TASK OBJECTIVE
Make an exact copy of the entries below with the pictures removed.

— Start —

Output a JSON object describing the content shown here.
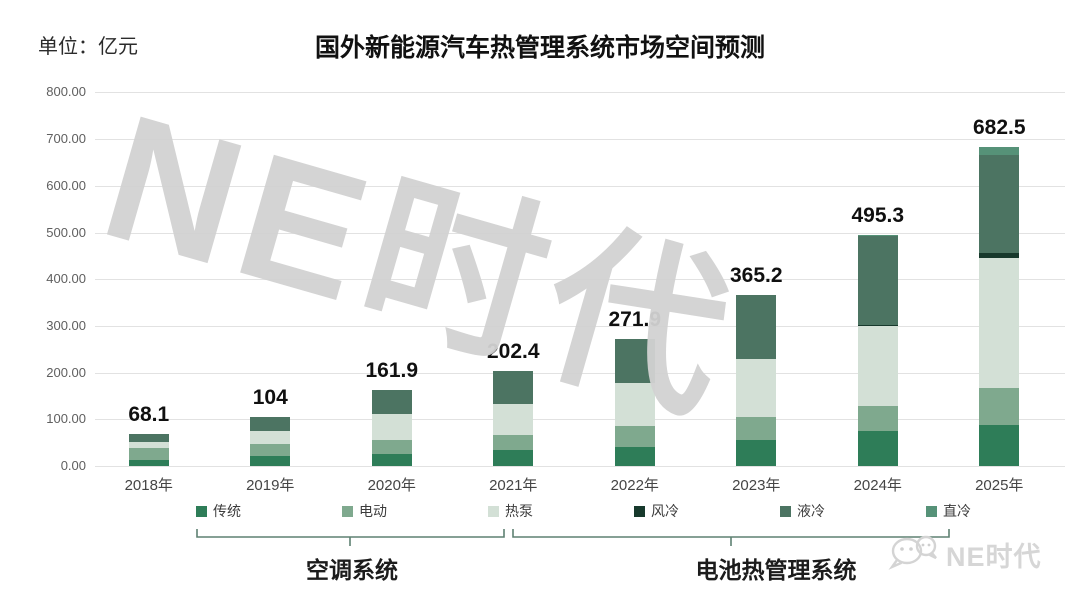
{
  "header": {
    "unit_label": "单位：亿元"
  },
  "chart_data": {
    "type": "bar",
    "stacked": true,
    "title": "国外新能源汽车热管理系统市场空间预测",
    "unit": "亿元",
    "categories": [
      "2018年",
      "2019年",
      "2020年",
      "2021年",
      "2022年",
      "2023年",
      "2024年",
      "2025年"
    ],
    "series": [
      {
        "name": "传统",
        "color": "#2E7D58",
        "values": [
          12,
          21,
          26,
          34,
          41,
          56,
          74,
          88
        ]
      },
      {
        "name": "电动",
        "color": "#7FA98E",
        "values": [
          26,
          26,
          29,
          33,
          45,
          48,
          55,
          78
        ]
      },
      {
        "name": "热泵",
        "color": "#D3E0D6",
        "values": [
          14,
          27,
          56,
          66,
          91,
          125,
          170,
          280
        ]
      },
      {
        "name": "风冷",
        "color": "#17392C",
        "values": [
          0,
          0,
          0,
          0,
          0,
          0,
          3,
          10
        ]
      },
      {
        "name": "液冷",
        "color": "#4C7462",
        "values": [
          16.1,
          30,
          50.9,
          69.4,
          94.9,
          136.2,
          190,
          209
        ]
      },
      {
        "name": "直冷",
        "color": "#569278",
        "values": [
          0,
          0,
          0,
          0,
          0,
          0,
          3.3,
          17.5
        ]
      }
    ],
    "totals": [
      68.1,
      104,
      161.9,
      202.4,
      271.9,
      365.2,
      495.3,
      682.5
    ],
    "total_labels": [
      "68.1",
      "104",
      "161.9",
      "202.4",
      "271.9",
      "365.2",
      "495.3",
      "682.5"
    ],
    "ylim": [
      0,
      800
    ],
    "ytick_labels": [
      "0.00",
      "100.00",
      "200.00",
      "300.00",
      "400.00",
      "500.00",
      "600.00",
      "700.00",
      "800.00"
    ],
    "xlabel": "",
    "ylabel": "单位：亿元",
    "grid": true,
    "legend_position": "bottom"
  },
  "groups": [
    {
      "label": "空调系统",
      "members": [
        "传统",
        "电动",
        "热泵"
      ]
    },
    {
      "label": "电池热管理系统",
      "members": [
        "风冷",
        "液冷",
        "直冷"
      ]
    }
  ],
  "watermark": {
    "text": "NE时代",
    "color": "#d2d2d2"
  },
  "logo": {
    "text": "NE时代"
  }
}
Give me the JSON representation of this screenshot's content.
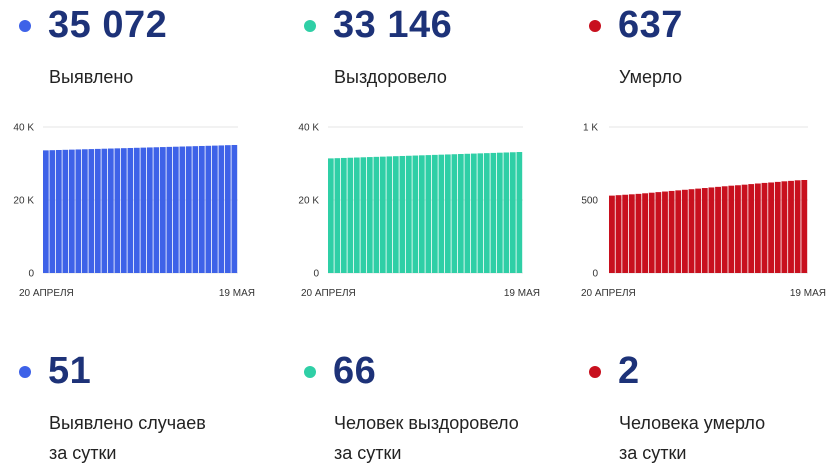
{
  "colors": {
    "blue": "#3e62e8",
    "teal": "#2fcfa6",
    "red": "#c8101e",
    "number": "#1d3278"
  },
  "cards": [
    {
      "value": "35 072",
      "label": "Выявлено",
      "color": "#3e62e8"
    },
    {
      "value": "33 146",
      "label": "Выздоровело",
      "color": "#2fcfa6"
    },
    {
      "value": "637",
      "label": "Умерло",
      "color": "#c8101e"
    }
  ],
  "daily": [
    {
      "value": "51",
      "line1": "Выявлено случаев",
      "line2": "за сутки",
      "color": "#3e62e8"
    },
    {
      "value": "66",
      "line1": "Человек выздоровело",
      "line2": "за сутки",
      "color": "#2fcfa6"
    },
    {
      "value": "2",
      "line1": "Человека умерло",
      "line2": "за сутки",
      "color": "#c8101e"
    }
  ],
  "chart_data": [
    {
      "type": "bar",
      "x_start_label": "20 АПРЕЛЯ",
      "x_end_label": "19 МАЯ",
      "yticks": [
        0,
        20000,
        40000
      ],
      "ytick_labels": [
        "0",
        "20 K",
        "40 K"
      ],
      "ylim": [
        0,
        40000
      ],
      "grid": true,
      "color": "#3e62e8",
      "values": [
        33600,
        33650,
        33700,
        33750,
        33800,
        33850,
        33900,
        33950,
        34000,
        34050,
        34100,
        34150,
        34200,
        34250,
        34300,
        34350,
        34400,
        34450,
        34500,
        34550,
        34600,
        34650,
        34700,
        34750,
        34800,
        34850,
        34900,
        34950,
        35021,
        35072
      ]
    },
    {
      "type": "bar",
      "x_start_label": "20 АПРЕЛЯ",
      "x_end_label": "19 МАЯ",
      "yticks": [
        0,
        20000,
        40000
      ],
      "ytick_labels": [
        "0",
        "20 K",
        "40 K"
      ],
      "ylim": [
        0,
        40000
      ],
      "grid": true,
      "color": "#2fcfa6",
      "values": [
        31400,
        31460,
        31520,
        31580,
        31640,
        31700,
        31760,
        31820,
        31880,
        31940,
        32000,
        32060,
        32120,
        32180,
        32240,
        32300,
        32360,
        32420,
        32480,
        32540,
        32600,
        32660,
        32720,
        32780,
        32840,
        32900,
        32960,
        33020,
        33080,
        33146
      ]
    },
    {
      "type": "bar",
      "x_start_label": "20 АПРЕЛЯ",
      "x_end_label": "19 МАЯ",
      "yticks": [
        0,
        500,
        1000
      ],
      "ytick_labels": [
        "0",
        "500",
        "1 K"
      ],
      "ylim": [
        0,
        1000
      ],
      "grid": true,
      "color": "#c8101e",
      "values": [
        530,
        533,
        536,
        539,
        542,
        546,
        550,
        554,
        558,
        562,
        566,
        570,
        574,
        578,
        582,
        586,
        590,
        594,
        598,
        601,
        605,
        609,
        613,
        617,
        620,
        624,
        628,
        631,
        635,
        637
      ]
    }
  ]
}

— End —

EXERCISE RESULT
Output a JSON object describing the content shown here.
{
  "header": {
    "unit_label": "单位：亿元"
  },
  "chart_data": {
    "type": "bar",
    "stacked": true,
    "title": "国外新能源汽车热管理系统市场空间预测",
    "unit": "亿元",
    "categories": [
      "2018年",
      "2019年",
      "2020年",
      "2021年",
      "2022年",
      "2023年",
      "2024年",
      "2025年"
    ],
    "series": [
      {
        "name": "传统",
        "color": "#2E7D58",
        "values": [
          12,
          21,
          26,
          34,
          41,
          56,
          74,
          88
        ]
      },
      {
        "name": "电动",
        "color": "#7FA98E",
        "values": [
          26,
          26,
          29,
          33,
          45,
          48,
          55,
          78
        ]
      },
      {
        "name": "热泵",
        "color": "#D3E0D6",
        "values": [
          14,
          27,
          56,
          66,
          91,
          125,
          170,
          280
        ]
      },
      {
        "name": "风冷",
        "color": "#17392C",
        "values": [
          0,
          0,
          0,
          0,
          0,
          0,
          3,
          10
        ]
      },
      {
        "name": "液冷",
        "color": "#4C7462",
        "values": [
          16.1,
          30,
          50.9,
          69.4,
          94.9,
          136.2,
          190,
          209
        ]
      },
      {
        "name": "直冷",
        "color": "#569278",
        "values": [
          0,
          0,
          0,
          0,
          0,
          0,
          3.3,
          17.5
        ]
      }
    ],
    "totals": [
      68.1,
      104,
      161.9,
      202.4,
      271.9,
      365.2,
      495.3,
      682.5
    ],
    "total_labels": [
      "68.1",
      "104",
      "161.9",
      "202.4",
      "271.9",
      "365.2",
      "495.3",
      "682.5"
    ],
    "ylim": [
      0,
      800
    ],
    "ytick_labels": [
      "0.00",
      "100.00",
      "200.00",
      "300.00",
      "400.00",
      "500.00",
      "600.00",
      "700.00",
      "800.00"
    ],
    "xlabel": "",
    "ylabel": "单位：亿元",
    "grid": true,
    "legend_position": "bottom"
  },
  "groups": [
    {
      "label": "空调系统",
      "members": [
        "传统",
        "电动",
        "热泵"
      ]
    },
    {
      "label": "电池热管理系统",
      "members": [
        "风冷",
        "液冷",
        "直冷"
      ]
    }
  ],
  "watermark": {
    "text": "NE时代",
    "color": "#d2d2d2"
  },
  "logo": {
    "text": "NE时代"
  }
}
Give me the JSON representation of this screenshot's content.
{
  "colors": {
    "blue": "#3e62e8",
    "teal": "#2fcfa6",
    "red": "#c8101e",
    "number": "#1d3278"
  },
  "cards": [
    {
      "value": "35 072",
      "label": "Выявлено",
      "color": "#3e62e8"
    },
    {
      "value": "33 146",
      "label": "Выздоровело",
      "color": "#2fcfa6"
    },
    {
      "value": "637",
      "label": "Умерло",
      "color": "#c8101e"
    }
  ],
  "daily": [
    {
      "value": "51",
      "line1": "Выявлено случаев",
      "line2": "за сутки",
      "color": "#3e62e8"
    },
    {
      "value": "66",
      "line1": "Человек выздоровело",
      "line2": "за сутки",
      "color": "#2fcfa6"
    },
    {
      "value": "2",
      "line1": "Человека умерло",
      "line2": "за сутки",
      "color": "#c8101e"
    }
  ],
  "chart_data": [
    {
      "type": "bar",
      "x_start_label": "20 АПРЕЛЯ",
      "x_end_label": "19 МАЯ",
      "yticks": [
        0,
        20000,
        40000
      ],
      "ytick_labels": [
        "0",
        "20 K",
        "40 K"
      ],
      "ylim": [
        0,
        40000
      ],
      "grid": true,
      "color": "#3e62e8",
      "values": [
        33600,
        33650,
        33700,
        33750,
        33800,
        33850,
        33900,
        33950,
        34000,
        34050,
        34100,
        34150,
        34200,
        34250,
        34300,
        34350,
        34400,
        34450,
        34500,
        34550,
        34600,
        34650,
        34700,
        34750,
        34800,
        34850,
        34900,
        34950,
        35021,
        35072
      ]
    },
    {
      "type": "bar",
      "x_start_label": "20 АПРЕЛЯ",
      "x_end_label": "19 МАЯ",
      "yticks": [
        0,
        20000,
        40000
      ],
      "ytick_labels": [
        "0",
        "20 K",
        "40 K"
      ],
      "ylim": [
        0,
        40000
      ],
      "grid": true,
      "color": "#2fcfa6",
      "values": [
        31400,
        31460,
        31520,
        31580,
        31640,
        31700,
        31760,
        31820,
        31880,
        31940,
        32000,
        32060,
        32120,
        32180,
        32240,
        32300,
        32360,
        32420,
        32480,
        32540,
        32600,
        32660,
        32720,
        32780,
        32840,
        32900,
        32960,
        33020,
        33080,
        33146
      ]
    },
    {
      "type": "bar",
      "x_start_label": "20 АПРЕЛЯ",
      "x_end_label": "19 МАЯ",
      "yticks": [
        0,
        500,
        1000
      ],
      "ytick_labels": [
        "0",
        "500",
        "1 K"
      ],
      "ylim": [
        0,
        1000
      ],
      "grid": true,
      "color": "#c8101e",
      "values": [
        530,
        533,
        536,
        539,
        542,
        546,
        550,
        554,
        558,
        562,
        566,
        570,
        574,
        578,
        582,
        586,
        590,
        594,
        598,
        601,
        605,
        609,
        613,
        617,
        620,
        624,
        628,
        631,
        635,
        637
      ]
    }
  ]
}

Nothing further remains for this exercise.